** start DATA EXTRACT **

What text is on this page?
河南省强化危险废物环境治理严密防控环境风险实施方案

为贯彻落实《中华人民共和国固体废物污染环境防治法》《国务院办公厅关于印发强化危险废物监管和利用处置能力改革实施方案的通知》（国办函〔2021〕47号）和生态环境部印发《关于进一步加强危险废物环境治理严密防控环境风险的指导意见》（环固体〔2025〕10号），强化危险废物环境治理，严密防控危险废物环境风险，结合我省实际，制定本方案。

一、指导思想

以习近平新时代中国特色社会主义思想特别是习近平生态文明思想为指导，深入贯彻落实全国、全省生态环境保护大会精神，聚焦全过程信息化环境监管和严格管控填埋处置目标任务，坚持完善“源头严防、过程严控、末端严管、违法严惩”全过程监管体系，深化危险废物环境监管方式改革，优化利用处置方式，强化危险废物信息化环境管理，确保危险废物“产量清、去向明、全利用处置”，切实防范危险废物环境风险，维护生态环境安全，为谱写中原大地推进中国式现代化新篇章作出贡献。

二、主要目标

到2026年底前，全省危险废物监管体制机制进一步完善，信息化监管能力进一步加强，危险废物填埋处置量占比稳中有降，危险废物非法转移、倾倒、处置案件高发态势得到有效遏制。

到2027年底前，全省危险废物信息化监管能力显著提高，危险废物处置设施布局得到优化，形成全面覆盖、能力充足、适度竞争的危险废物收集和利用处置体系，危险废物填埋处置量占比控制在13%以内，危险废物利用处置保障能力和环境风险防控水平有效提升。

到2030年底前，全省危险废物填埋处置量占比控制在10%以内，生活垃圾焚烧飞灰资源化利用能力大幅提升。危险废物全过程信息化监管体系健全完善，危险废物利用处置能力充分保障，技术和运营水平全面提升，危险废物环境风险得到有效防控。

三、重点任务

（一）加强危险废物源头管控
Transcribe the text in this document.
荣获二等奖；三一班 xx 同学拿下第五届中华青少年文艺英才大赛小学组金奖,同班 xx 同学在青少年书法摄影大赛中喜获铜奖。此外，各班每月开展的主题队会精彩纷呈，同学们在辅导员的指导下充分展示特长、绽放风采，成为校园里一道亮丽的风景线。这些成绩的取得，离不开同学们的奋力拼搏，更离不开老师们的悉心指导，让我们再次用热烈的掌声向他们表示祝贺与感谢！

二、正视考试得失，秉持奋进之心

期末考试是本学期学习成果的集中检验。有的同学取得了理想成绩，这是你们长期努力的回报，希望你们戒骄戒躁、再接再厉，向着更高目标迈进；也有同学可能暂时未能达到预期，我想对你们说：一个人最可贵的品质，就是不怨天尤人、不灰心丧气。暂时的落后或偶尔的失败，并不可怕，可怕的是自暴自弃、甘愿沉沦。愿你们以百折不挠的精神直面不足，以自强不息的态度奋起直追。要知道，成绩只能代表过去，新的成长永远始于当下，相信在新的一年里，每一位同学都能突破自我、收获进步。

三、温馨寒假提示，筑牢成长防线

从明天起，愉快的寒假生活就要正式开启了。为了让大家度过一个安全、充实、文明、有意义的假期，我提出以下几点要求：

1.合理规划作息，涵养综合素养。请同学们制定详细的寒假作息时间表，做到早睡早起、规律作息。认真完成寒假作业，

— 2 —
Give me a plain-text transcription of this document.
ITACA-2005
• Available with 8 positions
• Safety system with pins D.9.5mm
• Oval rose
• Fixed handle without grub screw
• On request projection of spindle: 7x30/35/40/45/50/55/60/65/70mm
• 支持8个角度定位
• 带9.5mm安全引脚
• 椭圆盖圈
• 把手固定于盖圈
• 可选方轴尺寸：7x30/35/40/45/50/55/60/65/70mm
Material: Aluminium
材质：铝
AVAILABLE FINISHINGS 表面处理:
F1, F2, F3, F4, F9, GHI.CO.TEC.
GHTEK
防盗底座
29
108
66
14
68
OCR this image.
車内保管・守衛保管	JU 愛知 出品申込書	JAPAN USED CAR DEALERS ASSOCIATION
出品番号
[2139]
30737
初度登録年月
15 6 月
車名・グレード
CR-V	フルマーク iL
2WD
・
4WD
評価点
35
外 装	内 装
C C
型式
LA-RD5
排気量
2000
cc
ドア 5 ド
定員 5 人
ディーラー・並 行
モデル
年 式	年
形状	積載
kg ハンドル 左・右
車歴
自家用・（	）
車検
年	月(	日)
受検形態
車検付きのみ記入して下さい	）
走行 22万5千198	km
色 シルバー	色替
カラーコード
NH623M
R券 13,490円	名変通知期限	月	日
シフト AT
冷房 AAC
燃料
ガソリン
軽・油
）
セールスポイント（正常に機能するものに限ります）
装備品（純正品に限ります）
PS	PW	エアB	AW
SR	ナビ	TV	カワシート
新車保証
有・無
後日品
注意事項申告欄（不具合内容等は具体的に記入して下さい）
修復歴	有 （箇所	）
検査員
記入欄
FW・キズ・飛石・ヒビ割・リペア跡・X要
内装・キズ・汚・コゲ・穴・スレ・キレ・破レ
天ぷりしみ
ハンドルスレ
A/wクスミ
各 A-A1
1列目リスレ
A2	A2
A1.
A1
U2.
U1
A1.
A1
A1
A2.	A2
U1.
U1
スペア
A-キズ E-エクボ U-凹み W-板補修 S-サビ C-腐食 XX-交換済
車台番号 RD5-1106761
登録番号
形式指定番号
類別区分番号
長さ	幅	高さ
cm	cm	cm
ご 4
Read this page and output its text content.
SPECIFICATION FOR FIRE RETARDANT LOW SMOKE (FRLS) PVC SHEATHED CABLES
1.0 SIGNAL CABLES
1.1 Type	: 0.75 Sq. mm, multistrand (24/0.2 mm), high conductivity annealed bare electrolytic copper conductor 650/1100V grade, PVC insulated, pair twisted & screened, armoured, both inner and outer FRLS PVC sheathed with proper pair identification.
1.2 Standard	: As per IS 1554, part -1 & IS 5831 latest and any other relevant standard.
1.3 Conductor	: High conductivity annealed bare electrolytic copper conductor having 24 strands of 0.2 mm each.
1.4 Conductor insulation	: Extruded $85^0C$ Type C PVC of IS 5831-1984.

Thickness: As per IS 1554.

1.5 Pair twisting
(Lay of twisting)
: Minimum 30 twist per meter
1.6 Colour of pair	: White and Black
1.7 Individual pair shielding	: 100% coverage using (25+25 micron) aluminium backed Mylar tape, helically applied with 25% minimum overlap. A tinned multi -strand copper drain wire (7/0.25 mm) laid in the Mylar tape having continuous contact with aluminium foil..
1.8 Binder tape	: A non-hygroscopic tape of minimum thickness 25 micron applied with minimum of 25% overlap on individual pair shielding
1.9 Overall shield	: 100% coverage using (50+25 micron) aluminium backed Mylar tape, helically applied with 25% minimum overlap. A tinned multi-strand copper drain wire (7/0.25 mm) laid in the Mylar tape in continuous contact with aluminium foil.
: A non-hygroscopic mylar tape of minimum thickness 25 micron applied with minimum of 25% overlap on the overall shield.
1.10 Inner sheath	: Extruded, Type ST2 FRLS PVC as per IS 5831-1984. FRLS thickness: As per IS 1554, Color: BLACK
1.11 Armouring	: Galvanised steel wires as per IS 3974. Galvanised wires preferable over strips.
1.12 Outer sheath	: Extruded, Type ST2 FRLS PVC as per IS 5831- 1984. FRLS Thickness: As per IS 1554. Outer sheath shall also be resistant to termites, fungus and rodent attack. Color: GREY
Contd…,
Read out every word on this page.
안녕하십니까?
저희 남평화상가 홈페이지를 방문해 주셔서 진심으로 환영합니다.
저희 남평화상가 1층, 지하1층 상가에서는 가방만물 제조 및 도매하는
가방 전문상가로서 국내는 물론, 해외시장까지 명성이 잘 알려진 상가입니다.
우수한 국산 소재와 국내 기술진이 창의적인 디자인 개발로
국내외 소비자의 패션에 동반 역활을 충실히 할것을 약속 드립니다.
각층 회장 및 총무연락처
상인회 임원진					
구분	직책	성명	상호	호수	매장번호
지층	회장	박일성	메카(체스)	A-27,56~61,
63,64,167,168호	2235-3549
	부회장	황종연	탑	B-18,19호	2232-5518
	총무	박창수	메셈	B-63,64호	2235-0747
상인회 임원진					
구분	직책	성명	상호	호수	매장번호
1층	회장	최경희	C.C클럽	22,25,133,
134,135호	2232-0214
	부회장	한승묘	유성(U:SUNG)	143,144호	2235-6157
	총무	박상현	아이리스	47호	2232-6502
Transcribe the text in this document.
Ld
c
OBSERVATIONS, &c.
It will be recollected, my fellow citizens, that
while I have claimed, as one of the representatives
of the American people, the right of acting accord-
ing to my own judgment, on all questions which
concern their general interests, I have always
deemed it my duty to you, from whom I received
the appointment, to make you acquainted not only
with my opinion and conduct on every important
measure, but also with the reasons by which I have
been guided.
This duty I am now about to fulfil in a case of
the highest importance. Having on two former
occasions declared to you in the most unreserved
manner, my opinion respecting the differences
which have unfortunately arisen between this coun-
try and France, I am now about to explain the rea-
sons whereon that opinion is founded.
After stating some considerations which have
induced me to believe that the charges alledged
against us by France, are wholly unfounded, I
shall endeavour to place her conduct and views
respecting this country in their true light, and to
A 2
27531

** end DATA EXTRACT **

◆ WRITTEN INSTRUCTION: Across the entries, how many lines hold the word "CABLES"? Say only the number.

◆ SOLUTION FOR THIS TASK: 2